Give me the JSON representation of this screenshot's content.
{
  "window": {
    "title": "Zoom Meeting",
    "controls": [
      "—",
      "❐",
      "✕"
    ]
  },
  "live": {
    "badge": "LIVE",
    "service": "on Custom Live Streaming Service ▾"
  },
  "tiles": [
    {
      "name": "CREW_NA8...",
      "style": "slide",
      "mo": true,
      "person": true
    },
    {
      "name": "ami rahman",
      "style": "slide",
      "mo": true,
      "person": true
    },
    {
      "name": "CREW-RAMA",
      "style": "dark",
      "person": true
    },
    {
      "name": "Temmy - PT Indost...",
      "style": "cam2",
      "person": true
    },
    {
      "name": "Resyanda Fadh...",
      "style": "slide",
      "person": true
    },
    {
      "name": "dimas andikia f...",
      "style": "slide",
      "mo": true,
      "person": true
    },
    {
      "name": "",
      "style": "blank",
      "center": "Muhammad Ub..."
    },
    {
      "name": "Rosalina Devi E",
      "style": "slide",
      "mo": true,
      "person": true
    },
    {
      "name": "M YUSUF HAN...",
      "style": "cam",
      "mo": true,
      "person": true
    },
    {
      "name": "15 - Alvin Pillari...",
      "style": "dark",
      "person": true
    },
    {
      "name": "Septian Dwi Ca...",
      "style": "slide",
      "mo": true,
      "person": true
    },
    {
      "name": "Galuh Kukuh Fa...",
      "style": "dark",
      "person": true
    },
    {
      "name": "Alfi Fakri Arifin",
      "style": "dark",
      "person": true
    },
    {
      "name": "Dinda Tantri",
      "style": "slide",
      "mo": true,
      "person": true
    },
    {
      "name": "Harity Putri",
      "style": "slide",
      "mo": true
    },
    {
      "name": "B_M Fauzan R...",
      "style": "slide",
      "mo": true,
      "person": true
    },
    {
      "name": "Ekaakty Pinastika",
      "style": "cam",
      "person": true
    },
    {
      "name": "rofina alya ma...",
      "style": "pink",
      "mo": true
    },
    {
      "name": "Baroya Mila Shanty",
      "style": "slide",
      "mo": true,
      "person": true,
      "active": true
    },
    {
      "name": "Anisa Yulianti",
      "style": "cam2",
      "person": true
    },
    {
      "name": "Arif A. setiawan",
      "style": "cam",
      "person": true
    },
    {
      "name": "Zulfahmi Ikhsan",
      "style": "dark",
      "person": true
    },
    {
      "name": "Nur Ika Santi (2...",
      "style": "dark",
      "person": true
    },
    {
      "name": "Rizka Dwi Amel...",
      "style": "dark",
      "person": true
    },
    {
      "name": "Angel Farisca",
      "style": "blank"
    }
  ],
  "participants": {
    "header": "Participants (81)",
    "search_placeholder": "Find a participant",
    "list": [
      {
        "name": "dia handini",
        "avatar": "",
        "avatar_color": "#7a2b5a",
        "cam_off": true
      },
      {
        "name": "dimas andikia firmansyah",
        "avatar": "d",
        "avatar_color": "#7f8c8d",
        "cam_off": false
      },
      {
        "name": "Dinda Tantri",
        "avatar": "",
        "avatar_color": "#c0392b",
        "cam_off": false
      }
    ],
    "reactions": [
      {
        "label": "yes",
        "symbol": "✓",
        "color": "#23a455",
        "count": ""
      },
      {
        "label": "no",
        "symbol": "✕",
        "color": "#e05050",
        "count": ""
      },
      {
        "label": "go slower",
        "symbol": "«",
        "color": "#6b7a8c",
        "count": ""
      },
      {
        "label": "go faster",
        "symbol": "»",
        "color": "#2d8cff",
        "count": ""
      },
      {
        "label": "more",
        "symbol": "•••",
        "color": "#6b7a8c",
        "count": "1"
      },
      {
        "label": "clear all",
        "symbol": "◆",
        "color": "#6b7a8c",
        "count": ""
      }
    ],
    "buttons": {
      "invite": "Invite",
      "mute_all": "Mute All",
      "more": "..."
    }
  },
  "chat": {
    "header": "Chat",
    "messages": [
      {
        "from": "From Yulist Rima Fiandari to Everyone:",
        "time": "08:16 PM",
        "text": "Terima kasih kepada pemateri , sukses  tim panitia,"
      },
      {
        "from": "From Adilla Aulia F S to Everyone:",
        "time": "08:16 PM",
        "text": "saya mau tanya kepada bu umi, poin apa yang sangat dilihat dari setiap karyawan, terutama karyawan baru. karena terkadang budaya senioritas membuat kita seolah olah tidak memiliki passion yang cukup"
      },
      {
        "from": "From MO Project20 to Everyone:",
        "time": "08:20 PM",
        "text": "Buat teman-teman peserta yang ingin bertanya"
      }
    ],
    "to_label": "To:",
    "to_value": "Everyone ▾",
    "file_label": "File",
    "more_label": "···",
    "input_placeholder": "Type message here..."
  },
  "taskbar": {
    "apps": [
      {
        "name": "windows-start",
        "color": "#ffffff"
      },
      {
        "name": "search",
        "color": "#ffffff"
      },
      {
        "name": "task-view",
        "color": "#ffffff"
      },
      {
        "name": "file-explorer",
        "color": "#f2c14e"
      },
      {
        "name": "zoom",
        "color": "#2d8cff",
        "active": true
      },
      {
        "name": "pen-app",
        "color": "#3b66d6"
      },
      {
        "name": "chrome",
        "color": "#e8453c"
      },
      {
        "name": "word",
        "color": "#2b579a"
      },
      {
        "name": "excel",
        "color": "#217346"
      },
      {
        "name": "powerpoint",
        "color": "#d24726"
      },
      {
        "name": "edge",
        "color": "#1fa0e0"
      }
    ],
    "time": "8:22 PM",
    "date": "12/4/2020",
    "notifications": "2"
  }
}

******

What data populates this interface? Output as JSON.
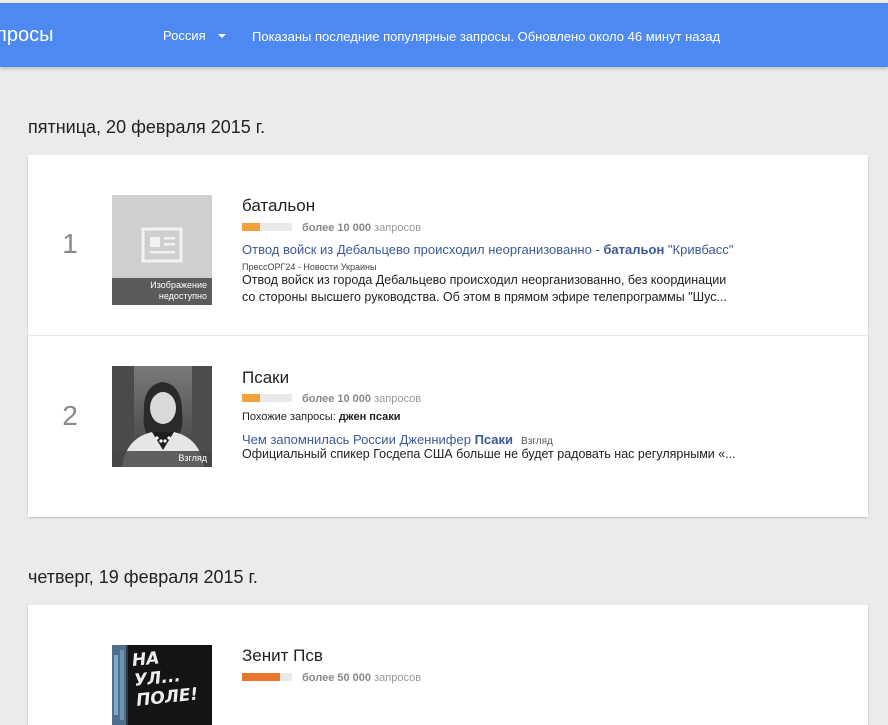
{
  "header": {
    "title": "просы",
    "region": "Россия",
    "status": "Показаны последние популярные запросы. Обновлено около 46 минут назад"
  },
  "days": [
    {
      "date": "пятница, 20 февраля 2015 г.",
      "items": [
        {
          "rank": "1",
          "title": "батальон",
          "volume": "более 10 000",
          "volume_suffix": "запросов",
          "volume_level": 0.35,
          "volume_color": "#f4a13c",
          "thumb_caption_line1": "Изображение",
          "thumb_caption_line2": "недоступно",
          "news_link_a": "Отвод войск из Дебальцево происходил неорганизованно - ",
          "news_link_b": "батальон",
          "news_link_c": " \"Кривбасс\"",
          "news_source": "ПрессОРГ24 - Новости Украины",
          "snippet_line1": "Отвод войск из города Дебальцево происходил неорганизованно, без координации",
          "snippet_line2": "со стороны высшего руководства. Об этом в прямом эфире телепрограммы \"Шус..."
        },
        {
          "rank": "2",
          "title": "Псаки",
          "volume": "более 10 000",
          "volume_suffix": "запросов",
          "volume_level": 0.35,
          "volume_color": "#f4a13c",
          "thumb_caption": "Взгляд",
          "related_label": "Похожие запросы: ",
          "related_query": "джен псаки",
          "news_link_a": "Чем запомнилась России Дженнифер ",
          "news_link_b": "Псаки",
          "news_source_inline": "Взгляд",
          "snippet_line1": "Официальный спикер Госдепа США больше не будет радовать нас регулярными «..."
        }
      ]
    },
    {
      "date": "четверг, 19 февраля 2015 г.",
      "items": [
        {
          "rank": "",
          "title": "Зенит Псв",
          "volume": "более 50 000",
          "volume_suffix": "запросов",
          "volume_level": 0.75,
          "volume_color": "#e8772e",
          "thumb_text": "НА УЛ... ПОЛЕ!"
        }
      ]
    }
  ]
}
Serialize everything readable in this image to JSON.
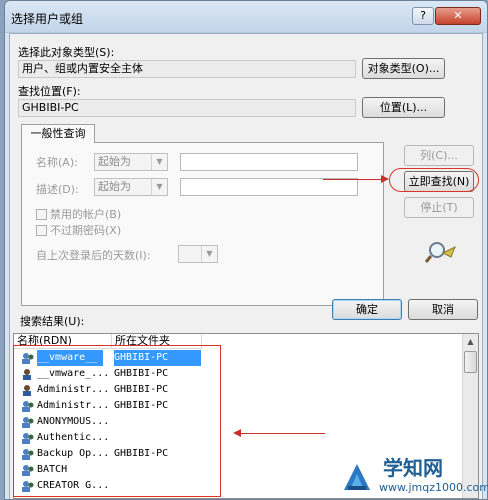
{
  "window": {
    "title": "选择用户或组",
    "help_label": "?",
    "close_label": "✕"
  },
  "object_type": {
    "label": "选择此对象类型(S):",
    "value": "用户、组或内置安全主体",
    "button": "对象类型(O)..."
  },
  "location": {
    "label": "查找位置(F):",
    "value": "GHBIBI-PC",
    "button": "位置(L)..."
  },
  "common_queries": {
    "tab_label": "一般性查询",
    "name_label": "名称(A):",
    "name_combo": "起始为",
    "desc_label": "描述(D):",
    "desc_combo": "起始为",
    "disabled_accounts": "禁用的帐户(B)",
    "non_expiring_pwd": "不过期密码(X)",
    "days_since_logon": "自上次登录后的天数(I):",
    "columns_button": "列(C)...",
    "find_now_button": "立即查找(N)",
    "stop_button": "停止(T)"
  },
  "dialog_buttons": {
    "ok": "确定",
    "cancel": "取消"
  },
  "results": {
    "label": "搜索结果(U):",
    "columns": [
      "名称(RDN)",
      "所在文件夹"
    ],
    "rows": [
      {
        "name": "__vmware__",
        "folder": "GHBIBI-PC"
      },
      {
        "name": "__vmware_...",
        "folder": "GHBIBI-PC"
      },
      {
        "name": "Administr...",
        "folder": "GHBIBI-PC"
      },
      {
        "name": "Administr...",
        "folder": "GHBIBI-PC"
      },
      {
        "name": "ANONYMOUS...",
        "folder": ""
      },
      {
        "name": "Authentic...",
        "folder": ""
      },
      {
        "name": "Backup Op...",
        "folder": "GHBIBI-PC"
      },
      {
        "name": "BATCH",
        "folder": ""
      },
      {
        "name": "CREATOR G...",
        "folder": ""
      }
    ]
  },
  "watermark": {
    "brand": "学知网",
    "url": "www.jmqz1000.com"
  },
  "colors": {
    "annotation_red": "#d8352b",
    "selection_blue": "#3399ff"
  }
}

******

Direction: Check the records above line by line and tally those holding the string "Взгляд". Answer with the number only.

Task output: 2